**Task details:**
Quote, without change, all of the lines that follow.

**Extracted material:**
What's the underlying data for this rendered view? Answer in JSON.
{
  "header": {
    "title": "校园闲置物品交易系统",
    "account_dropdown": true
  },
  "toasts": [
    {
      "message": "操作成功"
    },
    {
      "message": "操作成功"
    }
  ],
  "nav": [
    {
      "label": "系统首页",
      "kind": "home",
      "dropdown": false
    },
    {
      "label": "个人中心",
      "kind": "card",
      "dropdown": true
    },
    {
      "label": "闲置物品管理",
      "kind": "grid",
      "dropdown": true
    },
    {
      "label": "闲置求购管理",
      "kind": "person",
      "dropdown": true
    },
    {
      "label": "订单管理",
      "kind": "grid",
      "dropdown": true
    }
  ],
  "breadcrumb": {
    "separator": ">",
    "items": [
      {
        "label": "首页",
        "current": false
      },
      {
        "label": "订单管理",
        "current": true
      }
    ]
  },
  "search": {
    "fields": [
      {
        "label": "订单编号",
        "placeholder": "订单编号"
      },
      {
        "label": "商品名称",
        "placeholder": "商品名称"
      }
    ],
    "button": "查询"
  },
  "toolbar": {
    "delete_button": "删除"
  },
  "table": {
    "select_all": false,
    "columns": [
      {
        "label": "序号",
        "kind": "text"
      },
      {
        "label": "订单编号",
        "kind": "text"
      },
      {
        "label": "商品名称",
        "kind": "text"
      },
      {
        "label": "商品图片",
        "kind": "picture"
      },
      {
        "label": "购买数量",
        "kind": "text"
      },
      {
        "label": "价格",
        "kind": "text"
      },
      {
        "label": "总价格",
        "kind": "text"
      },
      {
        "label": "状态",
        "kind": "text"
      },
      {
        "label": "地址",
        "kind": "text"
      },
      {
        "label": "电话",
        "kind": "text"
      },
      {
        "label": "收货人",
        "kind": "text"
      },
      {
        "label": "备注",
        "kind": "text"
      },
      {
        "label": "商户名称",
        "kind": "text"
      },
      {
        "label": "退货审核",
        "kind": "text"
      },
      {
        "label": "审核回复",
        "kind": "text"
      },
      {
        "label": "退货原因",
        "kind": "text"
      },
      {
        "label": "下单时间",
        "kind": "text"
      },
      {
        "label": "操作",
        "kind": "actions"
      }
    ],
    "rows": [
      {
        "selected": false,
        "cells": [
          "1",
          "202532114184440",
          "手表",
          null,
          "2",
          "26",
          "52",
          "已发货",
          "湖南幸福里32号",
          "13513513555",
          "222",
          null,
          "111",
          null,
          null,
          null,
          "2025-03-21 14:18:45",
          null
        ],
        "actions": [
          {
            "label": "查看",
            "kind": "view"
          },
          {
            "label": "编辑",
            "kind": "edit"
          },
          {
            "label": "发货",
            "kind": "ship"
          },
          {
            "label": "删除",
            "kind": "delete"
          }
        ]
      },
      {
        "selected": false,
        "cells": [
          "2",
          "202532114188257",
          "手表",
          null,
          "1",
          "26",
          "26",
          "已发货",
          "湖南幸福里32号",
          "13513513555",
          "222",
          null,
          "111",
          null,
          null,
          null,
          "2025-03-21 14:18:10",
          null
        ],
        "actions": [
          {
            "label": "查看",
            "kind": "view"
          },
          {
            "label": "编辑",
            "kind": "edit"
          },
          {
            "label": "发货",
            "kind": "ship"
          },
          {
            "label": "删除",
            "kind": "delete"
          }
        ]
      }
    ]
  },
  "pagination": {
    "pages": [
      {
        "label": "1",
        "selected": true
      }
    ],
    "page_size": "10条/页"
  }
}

**Response to the exercise:**
What's the underlying data for this rendered view? Answer in JSON.
{
  "header": {
    "title": "校园闲置物品交易系统",
    "account_dropdown": true
  },
  "toasts": [
    {
      "message": "操作成功"
    },
    {
      "message": "操作成功"
    }
  ],
  "nav": [
    {
      "label": "系统首页",
      "kind": "home",
      "dropdown": false
    },
    {
      "label": "个人中心",
      "kind": "card",
      "dropdown": true
    },
    {
      "label": "闲置物品管理",
      "kind": "grid",
      "dropdown": true
    },
    {
      "label": "闲置求购管理",
      "kind": "person",
      "dropdown": true
    },
    {
      "label": "订单管理",
      "kind": "grid",
      "dropdown": true
    }
  ],
  "breadcrumb": {
    "separator": ">",
    "items": [
      {
        "label": "首页",
        "current": false
      },
      {
        "label": "订单管理",
        "current": true
      }
    ]
  },
  "search": {
    "fields": [
      {
        "label": "订单编号",
        "placeholder": "订单编号"
      },
      {
        "label": "商品名称",
        "placeholder": "商品名称"
      }
    ],
    "button": "查询"
  },
  "toolbar": {
    "delete_button": "删除"
  },
  "table": {
    "select_all": false,
    "columns": [
      {
        "label": "序号",
        "kind": "text"
      },
      {
        "label": "订单编号",
        "kind": "text"
      },
      {
        "label": "商品名称",
        "kind": "text"
      },
      {
        "label": "商品图片",
        "kind": "picture"
      },
      {
        "label": "购买数量",
        "kind": "text"
      },
      {
        "label": "价格",
        "kind": "text"
      },
      {
        "label": "总价格",
        "kind": "text"
      },
      {
        "label": "状态",
        "kind": "text"
      },
      {
        "label": "地址",
        "kind": "text"
      },
      {
        "label": "电话",
        "kind": "text"
      },
      {
        "label": "收货人",
        "kind": "text"
      },
      {
        "label": "备注",
        "kind": "text"
      },
      {
        "label": "商户名称",
        "kind": "text"
      },
      {
        "label": "退货审核",
        "kind": "text"
      },
      {
        "label": "审核回复",
        "kind": "text"
      },
      {
        "label": "退货原因",
        "kind": "text"
      },
      {
        "label": "下单时间",
        "kind": "text"
      },
      {
        "label": "操作",
        "kind": "actions"
      }
    ],
    "rows": [
      {
        "selected": false,
        "cells": [
          "1",
          "202532114184440",
          "手表",
          null,
          "2",
          "26",
          "52",
          "已发货",
          "湖南幸福里32号",
          "13513513555",
          "222",
          null,
          "111",
          null,
          null,
          null,
          "2025-03-21 14:18:45",
          null
        ],
        "actions": [
          {
            "label": "查看",
            "kind": "view"
          },
          {
            "label": "编辑",
            "kind": "edit"
          },
          {
            "label": "发货",
            "kind": "ship"
          },
          {
            "label": "删除",
            "kind": "delete"
          }
        ]
      },
      {
        "selected": false,
        "cells": [
          "2",
          "202532114188257",
          "手表",
          null,
          "1",
          "26",
          "26",
          "已发货",
          "湖南幸福里32号",
          "13513513555",
          "222",
          null,
          "111",
          null,
          null,
          null,
          "2025-03-21 14:18:10",
          null
        ],
        "actions": [
          {
            "label": "查看",
            "kind": "view"
          },
          {
            "label": "编辑",
            "kind": "edit"
          },
          {
            "label": "发货",
            "kind": "ship"
          },
          {
            "label": "删除",
            "kind": "delete"
          }
        ]
      }
    ]
  },
  "pagination": {
    "pages": [
      {
        "label": "1",
        "selected": true
      }
    ],
    "page_size": "10条/页"
  }
}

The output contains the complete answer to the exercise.